↓
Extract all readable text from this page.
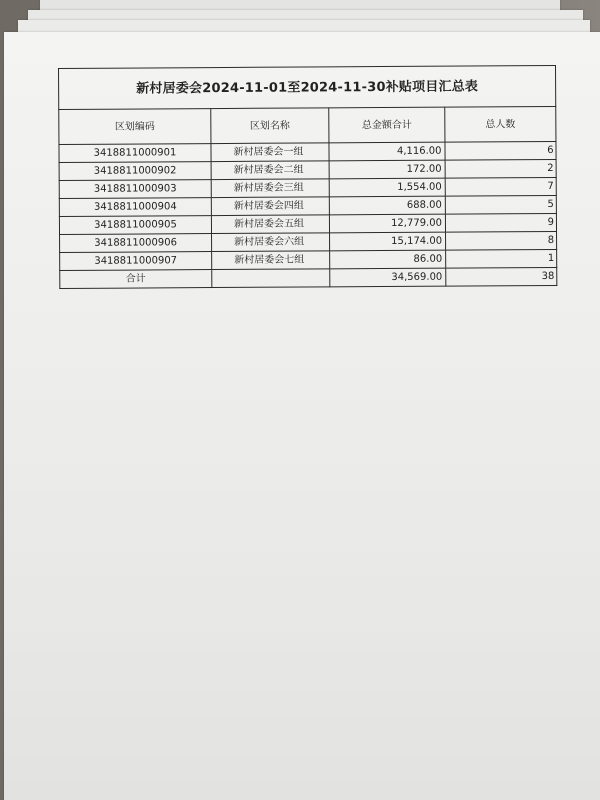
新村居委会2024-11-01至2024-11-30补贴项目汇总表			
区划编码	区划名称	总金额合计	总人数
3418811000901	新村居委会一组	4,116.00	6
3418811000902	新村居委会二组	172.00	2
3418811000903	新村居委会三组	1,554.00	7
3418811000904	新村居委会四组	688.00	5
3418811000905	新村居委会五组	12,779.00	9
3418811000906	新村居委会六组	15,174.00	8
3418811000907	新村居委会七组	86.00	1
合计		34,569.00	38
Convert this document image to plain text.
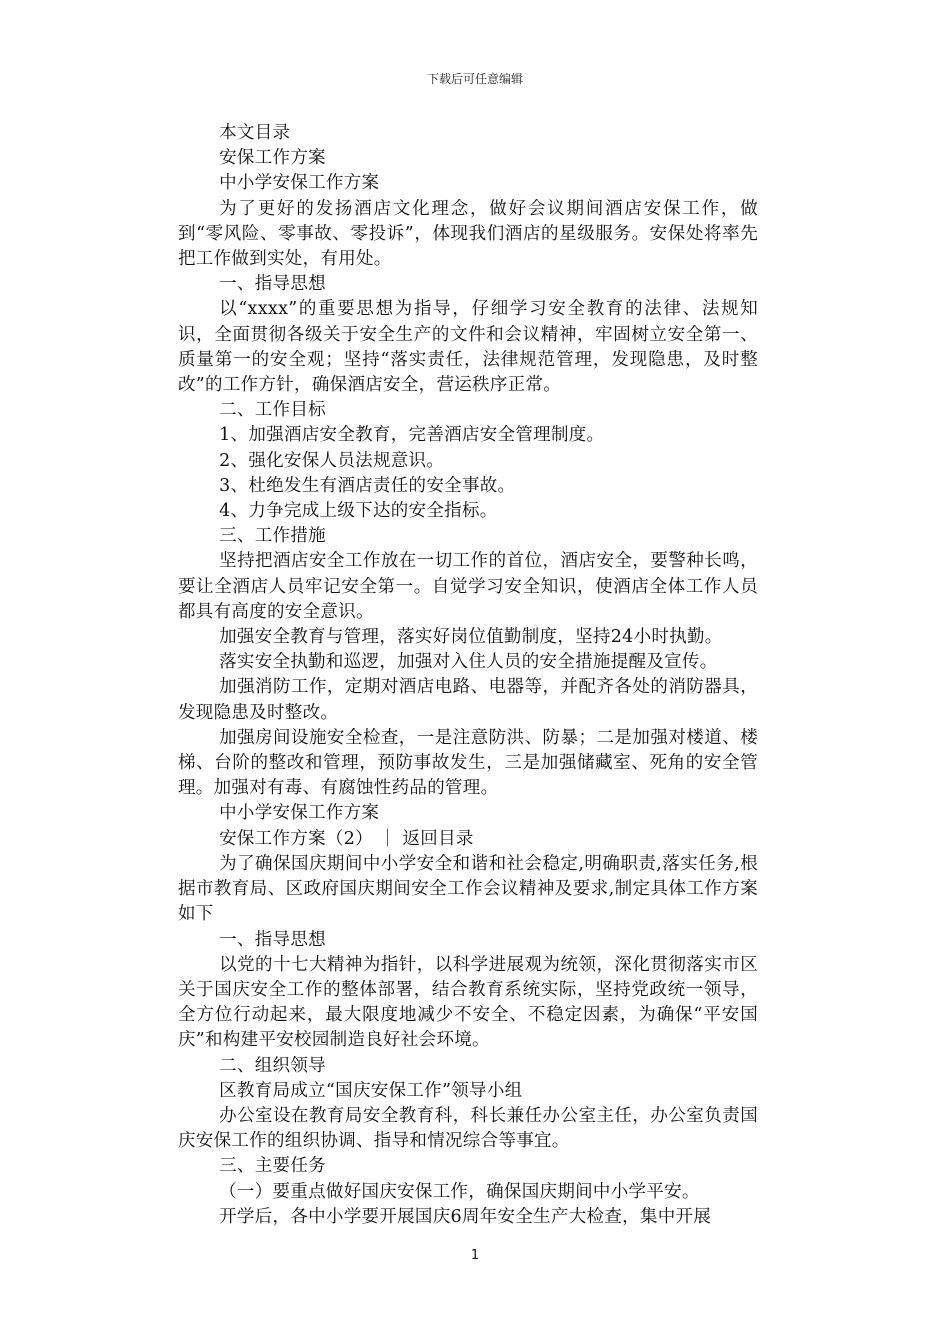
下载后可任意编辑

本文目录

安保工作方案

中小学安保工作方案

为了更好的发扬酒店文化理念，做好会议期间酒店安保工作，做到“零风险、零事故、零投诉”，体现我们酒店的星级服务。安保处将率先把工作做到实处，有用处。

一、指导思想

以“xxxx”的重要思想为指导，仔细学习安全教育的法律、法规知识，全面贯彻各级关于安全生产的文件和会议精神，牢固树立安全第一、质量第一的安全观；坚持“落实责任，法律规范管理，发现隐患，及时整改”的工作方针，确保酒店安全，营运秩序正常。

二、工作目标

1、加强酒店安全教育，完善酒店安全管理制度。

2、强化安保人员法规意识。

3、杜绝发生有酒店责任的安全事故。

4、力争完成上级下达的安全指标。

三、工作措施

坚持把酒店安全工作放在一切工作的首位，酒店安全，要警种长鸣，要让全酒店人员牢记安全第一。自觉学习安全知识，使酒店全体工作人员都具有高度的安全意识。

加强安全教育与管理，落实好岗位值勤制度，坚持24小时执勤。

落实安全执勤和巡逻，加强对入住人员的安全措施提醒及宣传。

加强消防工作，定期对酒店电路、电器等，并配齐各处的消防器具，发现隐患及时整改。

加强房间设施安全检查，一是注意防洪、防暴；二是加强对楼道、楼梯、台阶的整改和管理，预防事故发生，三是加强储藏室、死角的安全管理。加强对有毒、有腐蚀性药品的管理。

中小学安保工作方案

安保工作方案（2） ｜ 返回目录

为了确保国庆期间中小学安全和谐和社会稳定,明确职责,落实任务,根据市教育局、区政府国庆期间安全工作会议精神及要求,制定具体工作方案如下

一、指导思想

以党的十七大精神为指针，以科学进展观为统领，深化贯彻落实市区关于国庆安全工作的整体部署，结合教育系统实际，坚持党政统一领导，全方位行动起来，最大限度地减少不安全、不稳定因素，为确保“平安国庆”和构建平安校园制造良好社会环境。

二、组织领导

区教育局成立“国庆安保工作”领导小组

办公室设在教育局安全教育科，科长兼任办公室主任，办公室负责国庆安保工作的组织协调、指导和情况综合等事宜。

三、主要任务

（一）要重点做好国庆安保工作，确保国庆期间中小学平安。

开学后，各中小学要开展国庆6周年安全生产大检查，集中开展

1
↑
↓
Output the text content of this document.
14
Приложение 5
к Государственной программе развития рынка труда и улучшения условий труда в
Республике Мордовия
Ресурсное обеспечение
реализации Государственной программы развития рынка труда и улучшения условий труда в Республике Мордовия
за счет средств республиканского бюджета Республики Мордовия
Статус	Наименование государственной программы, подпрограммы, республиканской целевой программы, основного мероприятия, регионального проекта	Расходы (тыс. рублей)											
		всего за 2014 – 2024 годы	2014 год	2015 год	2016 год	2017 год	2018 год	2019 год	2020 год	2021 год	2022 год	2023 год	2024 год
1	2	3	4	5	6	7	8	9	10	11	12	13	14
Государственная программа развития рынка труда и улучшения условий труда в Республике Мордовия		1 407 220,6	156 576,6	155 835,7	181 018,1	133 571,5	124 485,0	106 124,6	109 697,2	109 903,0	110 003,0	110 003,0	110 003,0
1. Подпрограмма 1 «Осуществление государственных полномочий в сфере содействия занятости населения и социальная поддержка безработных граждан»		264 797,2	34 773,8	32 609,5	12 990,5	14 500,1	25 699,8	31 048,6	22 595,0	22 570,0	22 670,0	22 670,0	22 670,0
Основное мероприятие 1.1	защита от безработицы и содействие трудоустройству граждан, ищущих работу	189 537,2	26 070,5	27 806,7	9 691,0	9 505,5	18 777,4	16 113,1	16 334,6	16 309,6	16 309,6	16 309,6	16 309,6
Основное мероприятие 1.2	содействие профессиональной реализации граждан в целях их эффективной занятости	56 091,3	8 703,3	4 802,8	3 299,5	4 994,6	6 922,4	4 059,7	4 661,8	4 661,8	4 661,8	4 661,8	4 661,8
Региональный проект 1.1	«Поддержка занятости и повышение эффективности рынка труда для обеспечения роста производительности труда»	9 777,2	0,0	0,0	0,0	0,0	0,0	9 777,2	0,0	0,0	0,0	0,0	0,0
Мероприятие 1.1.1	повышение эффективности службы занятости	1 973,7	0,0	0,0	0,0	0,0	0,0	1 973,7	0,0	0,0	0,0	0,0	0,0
↑
↓
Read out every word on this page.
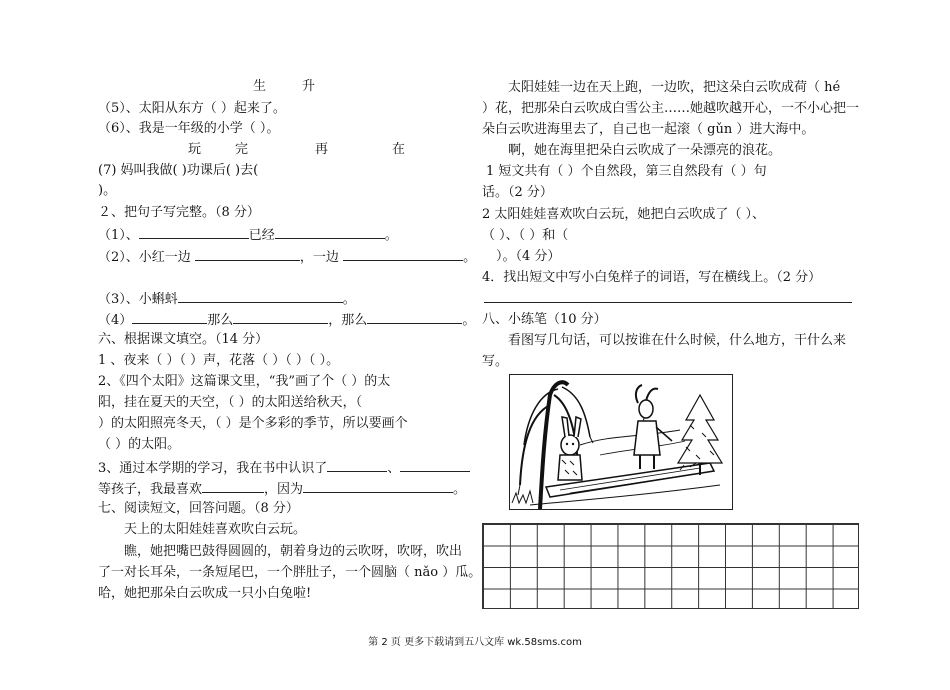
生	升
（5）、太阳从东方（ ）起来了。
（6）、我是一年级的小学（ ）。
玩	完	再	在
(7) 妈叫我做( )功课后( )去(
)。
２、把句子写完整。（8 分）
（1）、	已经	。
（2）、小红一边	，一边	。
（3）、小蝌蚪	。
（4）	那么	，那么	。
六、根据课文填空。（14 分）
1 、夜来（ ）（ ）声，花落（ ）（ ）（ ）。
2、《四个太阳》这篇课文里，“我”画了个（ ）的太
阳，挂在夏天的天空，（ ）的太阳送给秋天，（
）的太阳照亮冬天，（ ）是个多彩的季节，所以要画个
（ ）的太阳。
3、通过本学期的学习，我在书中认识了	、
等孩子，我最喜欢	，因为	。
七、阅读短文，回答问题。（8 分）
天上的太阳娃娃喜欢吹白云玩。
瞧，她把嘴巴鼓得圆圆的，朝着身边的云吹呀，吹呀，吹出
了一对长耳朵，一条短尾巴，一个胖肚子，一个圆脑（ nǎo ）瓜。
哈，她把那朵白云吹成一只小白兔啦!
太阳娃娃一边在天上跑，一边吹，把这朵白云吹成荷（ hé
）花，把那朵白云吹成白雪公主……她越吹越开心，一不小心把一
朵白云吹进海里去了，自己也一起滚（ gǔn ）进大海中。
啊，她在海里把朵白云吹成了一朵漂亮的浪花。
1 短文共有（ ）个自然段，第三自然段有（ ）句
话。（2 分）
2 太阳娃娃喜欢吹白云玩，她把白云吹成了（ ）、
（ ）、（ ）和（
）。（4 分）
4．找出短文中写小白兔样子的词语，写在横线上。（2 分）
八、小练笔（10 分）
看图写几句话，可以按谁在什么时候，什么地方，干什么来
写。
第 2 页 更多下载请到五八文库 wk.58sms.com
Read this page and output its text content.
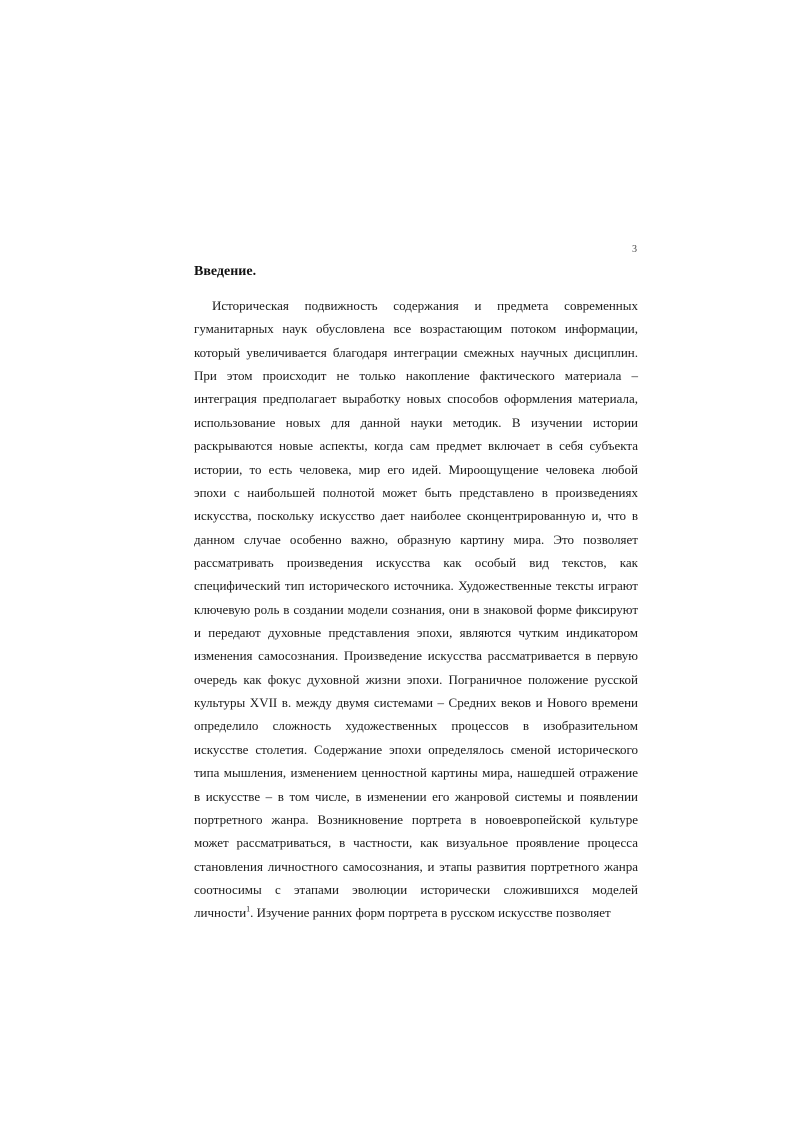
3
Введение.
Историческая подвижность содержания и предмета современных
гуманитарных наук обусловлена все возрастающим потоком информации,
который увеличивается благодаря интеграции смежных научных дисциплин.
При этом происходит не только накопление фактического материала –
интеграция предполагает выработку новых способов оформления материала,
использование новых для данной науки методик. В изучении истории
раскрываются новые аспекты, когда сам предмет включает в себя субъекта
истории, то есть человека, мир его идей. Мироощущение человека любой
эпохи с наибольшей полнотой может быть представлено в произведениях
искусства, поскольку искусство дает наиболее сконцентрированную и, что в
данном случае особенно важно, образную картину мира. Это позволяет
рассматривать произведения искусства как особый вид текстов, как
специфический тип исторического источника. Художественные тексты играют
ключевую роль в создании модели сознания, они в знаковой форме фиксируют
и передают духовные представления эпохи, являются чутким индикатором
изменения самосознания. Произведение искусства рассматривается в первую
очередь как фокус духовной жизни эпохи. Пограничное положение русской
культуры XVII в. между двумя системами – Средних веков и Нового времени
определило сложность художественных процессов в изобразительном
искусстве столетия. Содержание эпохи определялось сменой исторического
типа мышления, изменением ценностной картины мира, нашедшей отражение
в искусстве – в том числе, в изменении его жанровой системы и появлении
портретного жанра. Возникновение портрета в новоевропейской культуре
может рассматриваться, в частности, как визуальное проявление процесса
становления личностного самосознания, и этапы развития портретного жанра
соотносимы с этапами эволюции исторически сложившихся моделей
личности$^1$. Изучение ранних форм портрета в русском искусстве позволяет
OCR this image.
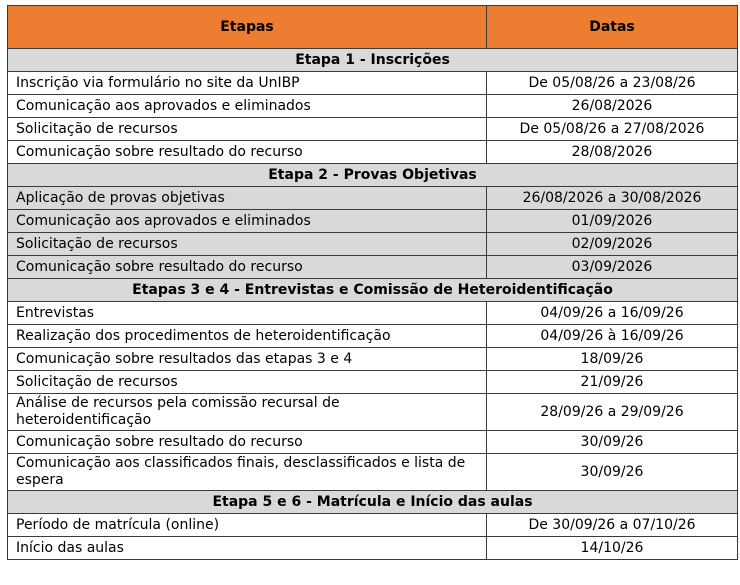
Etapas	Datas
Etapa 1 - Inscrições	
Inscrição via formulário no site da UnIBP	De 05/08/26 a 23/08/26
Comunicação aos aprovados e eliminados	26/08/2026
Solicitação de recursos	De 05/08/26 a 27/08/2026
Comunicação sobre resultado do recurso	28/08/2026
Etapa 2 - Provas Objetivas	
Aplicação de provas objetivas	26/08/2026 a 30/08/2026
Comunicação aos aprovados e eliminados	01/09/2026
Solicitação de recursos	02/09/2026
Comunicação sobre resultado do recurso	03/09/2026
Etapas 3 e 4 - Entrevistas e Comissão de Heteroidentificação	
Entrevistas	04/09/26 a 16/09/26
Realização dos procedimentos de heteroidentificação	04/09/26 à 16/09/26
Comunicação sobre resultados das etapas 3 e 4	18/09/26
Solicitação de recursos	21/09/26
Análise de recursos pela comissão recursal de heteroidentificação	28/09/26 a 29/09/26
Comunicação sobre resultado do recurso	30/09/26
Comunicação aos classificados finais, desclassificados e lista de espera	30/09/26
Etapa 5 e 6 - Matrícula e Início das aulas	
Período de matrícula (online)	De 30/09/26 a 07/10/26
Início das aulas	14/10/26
↑
▶ [Problem requirements]:
Looking back at the lines above, state how many contain the word "recursos", and supply nothing besides the number.

▶ [Answer]:
4